| Records to use |
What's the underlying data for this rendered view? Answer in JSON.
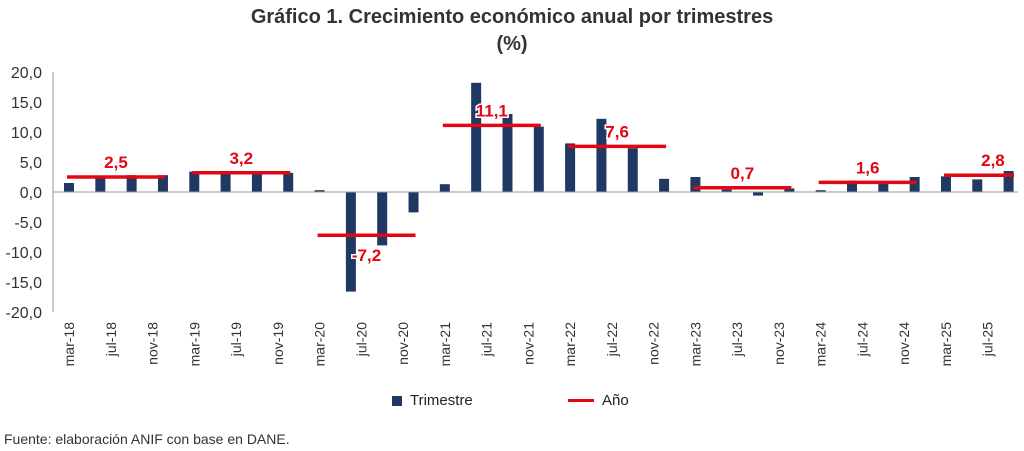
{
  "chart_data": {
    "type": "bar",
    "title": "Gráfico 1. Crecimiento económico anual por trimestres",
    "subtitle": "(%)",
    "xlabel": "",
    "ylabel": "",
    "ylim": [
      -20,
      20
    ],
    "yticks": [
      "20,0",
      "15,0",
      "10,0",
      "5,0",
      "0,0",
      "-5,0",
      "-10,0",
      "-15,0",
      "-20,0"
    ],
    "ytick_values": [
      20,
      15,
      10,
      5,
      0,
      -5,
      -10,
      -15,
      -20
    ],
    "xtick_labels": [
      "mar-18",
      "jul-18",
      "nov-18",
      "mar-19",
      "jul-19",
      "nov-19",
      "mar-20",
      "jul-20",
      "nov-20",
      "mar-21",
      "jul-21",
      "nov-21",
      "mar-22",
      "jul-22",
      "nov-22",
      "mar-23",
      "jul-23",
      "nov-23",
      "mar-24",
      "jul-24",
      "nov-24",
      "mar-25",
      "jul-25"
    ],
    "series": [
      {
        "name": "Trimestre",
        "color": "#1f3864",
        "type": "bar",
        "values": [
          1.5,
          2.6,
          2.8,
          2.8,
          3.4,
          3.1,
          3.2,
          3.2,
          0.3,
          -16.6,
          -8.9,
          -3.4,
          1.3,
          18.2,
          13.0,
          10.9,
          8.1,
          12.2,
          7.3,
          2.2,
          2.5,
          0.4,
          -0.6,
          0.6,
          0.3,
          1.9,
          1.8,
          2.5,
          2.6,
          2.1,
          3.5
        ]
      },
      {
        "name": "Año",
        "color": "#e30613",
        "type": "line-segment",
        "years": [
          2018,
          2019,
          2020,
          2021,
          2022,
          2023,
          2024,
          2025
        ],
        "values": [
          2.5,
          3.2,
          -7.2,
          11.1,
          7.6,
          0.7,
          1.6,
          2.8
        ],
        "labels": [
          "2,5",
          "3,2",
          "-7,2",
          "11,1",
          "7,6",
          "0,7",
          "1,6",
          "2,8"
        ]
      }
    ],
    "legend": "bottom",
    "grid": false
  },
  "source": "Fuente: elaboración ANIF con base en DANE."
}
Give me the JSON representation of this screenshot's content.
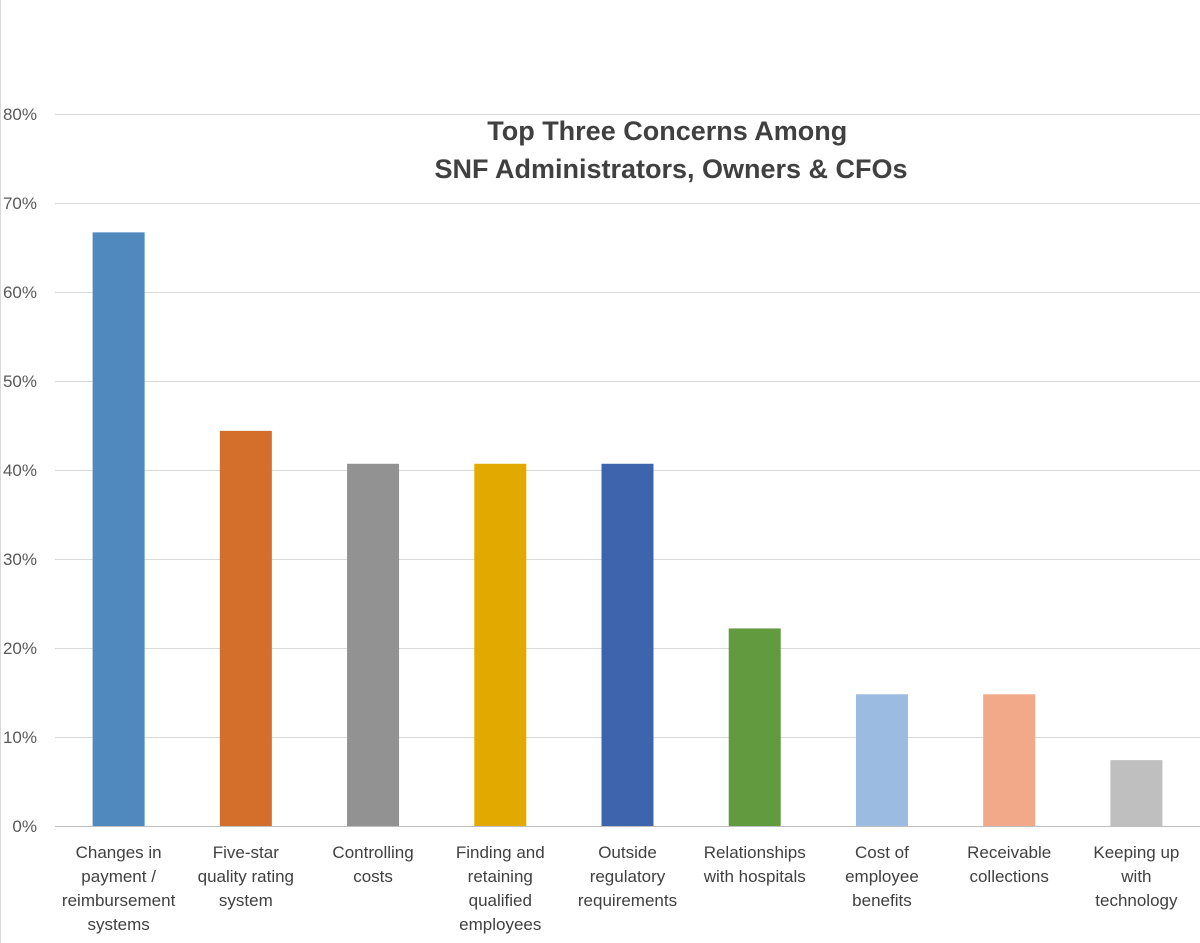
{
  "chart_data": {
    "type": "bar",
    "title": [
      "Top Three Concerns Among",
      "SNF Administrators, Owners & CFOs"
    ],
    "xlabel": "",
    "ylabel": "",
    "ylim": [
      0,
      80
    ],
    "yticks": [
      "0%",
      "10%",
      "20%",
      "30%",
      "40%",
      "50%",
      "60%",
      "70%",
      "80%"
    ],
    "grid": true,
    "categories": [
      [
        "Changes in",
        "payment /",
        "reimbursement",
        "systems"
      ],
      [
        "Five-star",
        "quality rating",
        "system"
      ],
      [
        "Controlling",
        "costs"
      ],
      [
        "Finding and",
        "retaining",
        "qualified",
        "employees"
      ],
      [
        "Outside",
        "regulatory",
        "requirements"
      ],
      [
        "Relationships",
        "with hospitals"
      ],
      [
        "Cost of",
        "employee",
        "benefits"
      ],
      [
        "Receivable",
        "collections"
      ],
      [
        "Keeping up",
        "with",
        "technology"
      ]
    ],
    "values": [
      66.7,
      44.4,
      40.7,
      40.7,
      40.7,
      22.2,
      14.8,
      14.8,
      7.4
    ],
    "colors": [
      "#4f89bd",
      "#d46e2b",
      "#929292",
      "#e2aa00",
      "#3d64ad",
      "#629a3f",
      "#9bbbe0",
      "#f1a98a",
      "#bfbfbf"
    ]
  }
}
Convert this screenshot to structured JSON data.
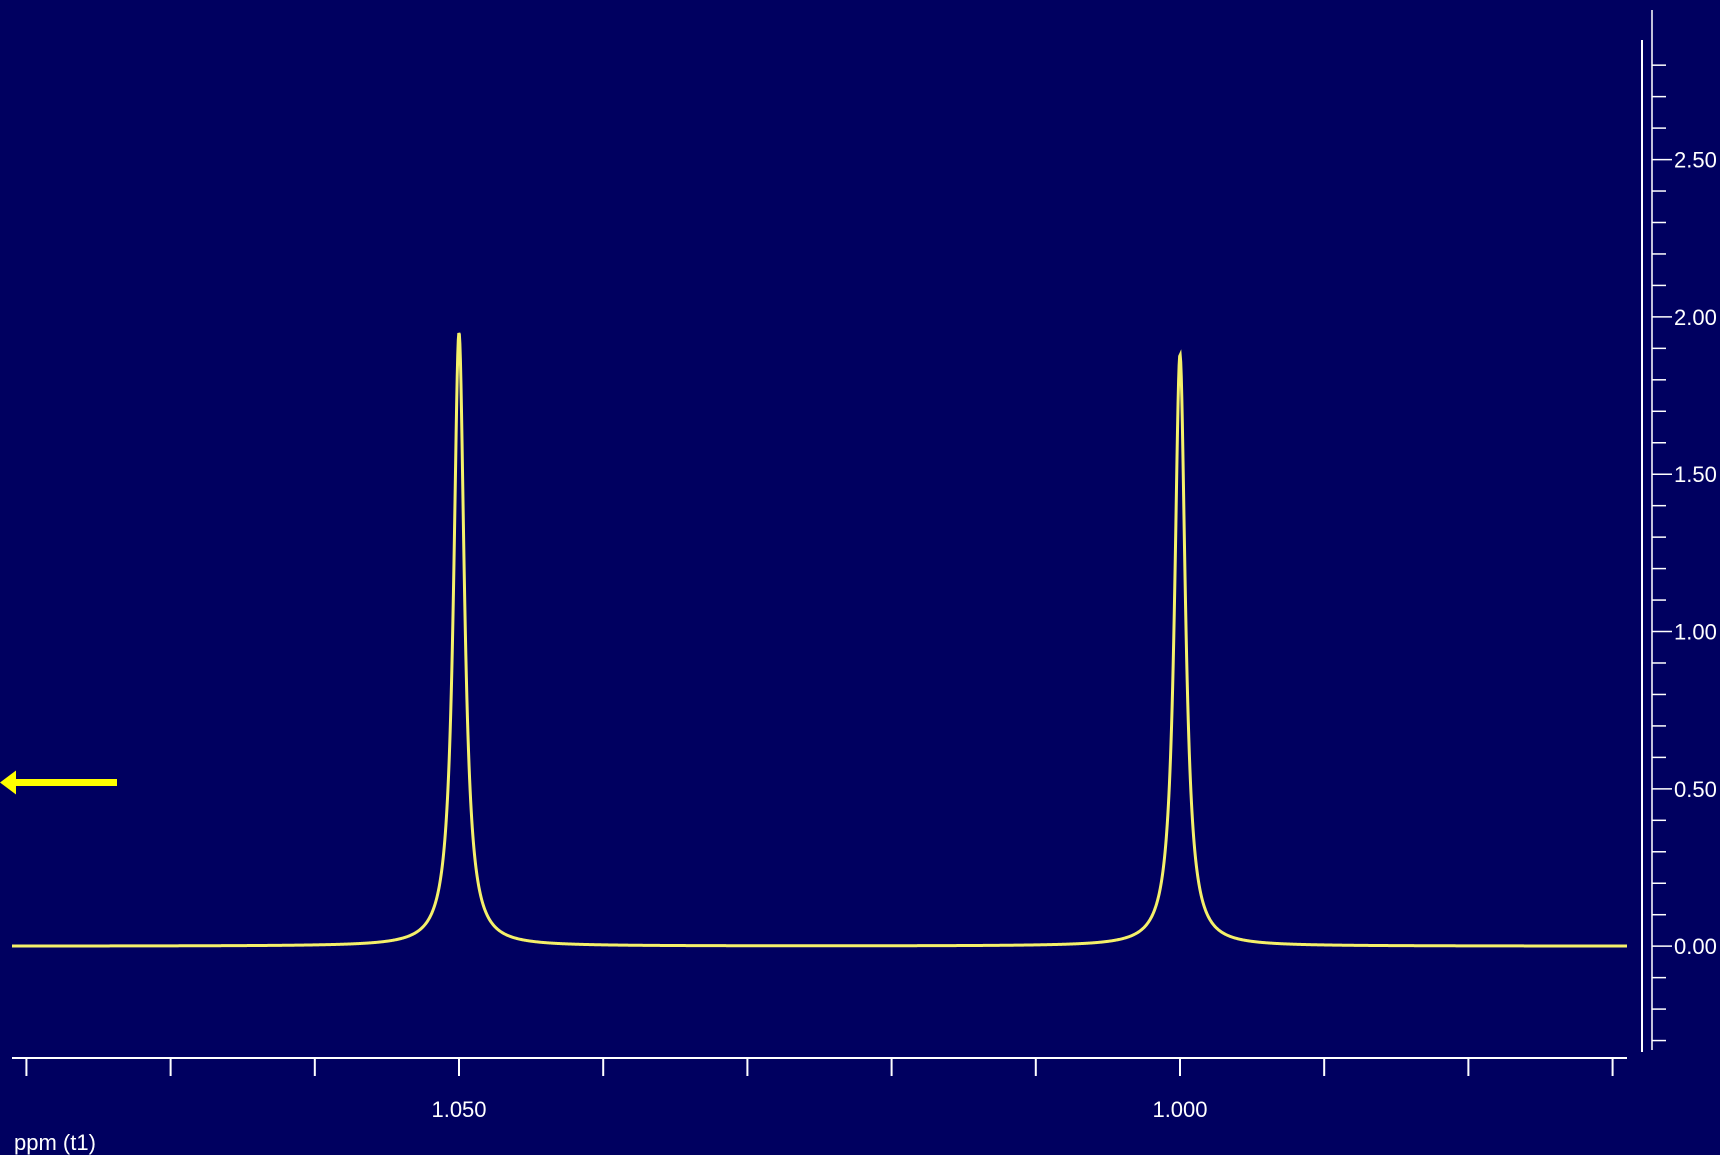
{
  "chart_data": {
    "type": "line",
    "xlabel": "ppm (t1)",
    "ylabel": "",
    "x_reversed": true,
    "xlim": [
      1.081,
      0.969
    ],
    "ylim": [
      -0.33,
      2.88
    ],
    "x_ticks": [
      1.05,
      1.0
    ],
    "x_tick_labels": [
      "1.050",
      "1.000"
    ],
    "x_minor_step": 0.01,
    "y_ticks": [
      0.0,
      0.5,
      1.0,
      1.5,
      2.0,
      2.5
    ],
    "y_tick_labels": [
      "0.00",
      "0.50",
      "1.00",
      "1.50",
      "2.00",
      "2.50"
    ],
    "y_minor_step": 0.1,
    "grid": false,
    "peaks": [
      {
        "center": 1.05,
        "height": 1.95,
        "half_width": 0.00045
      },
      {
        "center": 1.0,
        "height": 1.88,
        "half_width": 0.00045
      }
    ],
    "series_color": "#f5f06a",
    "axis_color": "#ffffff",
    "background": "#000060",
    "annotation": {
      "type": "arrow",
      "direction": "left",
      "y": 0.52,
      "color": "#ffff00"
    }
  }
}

| Goal |
What is the number of lines in the data that hold the string "screenshot"? Answer with the number only.

| Solution |
2